Problem details » Return all of the entries exactly, with nothing added or left out.

++++ Information shown

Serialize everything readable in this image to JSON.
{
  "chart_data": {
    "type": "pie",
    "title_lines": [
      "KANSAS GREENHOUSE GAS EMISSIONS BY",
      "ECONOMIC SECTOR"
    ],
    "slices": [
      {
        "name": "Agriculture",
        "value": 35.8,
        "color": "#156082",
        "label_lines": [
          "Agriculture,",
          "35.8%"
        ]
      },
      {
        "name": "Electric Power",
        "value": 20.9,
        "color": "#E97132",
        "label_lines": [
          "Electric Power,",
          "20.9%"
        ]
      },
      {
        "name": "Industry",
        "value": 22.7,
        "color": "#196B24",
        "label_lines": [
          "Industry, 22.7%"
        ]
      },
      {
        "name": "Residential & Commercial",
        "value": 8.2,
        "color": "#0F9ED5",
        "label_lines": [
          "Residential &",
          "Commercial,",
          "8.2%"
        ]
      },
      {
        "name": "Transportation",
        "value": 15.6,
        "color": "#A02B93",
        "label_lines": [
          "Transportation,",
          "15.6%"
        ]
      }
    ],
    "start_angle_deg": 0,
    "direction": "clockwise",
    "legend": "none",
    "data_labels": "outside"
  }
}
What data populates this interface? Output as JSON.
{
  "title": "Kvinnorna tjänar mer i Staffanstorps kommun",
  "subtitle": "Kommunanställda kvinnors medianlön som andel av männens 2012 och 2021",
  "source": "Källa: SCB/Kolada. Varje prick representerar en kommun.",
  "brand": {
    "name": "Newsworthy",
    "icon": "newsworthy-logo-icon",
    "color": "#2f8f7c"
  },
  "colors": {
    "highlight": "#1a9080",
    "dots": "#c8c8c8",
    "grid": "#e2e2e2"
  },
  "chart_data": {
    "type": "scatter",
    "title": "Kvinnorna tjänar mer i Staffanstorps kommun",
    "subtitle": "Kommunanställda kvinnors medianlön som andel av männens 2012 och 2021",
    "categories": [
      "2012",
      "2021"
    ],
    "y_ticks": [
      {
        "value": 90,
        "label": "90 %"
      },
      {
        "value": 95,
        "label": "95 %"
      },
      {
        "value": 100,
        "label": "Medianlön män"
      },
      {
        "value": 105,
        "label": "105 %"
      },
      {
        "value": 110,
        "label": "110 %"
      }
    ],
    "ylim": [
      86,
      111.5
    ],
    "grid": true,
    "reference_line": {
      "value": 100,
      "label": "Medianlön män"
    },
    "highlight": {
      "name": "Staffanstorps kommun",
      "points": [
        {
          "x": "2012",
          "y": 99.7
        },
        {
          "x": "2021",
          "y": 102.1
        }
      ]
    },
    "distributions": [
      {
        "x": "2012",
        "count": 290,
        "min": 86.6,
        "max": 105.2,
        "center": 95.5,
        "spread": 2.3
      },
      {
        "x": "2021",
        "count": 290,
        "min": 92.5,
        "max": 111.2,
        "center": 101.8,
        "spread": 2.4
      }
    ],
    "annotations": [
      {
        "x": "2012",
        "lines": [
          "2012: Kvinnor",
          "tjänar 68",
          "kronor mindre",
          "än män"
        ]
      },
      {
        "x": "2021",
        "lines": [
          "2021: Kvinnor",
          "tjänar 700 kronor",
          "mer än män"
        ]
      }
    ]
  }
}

++++++++

Answer in full »
Serialize everything readable in this image to JSON.
{
  "chart_data": {
    "type": "pie",
    "title_lines": [
      "KANSAS GREENHOUSE GAS EMISSIONS BY",
      "ECONOMIC SECTOR"
    ],
    "slices": [
      {
        "name": "Agriculture",
        "value": 35.8,
        "color": "#156082",
        "label_lines": [
          "Agriculture,",
          "35.8%"
        ]
      },
      {
        "name": "Electric Power",
        "value": 20.9,
        "color": "#E97132",
        "label_lines": [
          "Electric Power,",
          "20.9%"
        ]
      },
      {
        "name": "Industry",
        "value": 22.7,
        "color": "#196B24",
        "label_lines": [
          "Industry, 22.7%"
        ]
      },
      {
        "name": "Residential & Commercial",
        "value": 8.2,
        "color": "#0F9ED5",
        "label_lines": [
          "Residential &",
          "Commercial,",
          "8.2%"
        ]
      },
      {
        "name": "Transportation",
        "value": 15.6,
        "color": "#A02B93",
        "label_lines": [
          "Transportation,",
          "15.6%"
        ]
      }
    ],
    "start_angle_deg": 0,
    "direction": "clockwise",
    "legend": "none",
    "data_labels": "outside"
  }
}
What data populates this interface? Output as JSON.
{
  "title": "Kvinnorna tjänar mer i Staffanstorps kommun",
  "subtitle": "Kommunanställda kvinnors medianlön som andel av männens 2012 och 2021",
  "source": "Källa: SCB/Kolada. Varje prick representerar en kommun.",
  "brand": {
    "name": "Newsworthy",
    "icon": "newsworthy-logo-icon",
    "color": "#2f8f7c"
  },
  "colors": {
    "highlight": "#1a9080",
    "dots": "#c8c8c8",
    "grid": "#e2e2e2"
  },
  "chart_data": {
    "type": "scatter",
    "title": "Kvinnorna tjänar mer i Staffanstorps kommun",
    "subtitle": "Kommunanställda kvinnors medianlön som andel av männens 2012 och 2021",
    "categories": [
      "2012",
      "2021"
    ],
    "y_ticks": [
      {
        "value": 90,
        "label": "90 %"
      },
      {
        "value": 95,
        "label": "95 %"
      },
      {
        "value": 100,
        "label": "Medianlön män"
      },
      {
        "value": 105,
        "label": "105 %"
      },
      {
        "value": 110,
        "label": "110 %"
      }
    ],
    "ylim": [
      86,
      111.5
    ],
    "grid": true,
    "reference_line": {
      "value": 100,
      "label": "Medianlön män"
    },
    "highlight": {
      "name": "Staffanstorps kommun",
      "points": [
        {
          "x": "2012",
          "y": 99.7
        },
        {
          "x": "2021",
          "y": 102.1
        }
      ]
    },
    "distributions": [
      {
        "x": "2012",
        "count": 290,
        "min": 86.6,
        "max": 105.2,
        "center": 95.5,
        "spread": 2.3
      },
      {
        "x": "2021",
        "count": 290,
        "min": 92.5,
        "max": 111.2,
        "center": 101.8,
        "spread": 2.4
      }
    ],
    "annotations": [
      {
        "x": "2012",
        "lines": [
          "2012: Kvinnor",
          "tjänar 68",
          "kronor mindre",
          "än män"
        ]
      },
      {
        "x": "2021",
        "lines": [
          "2021: Kvinnor",
          "tjänar 700 kronor",
          "mer än män"
        ]
      }
    ]
  }
}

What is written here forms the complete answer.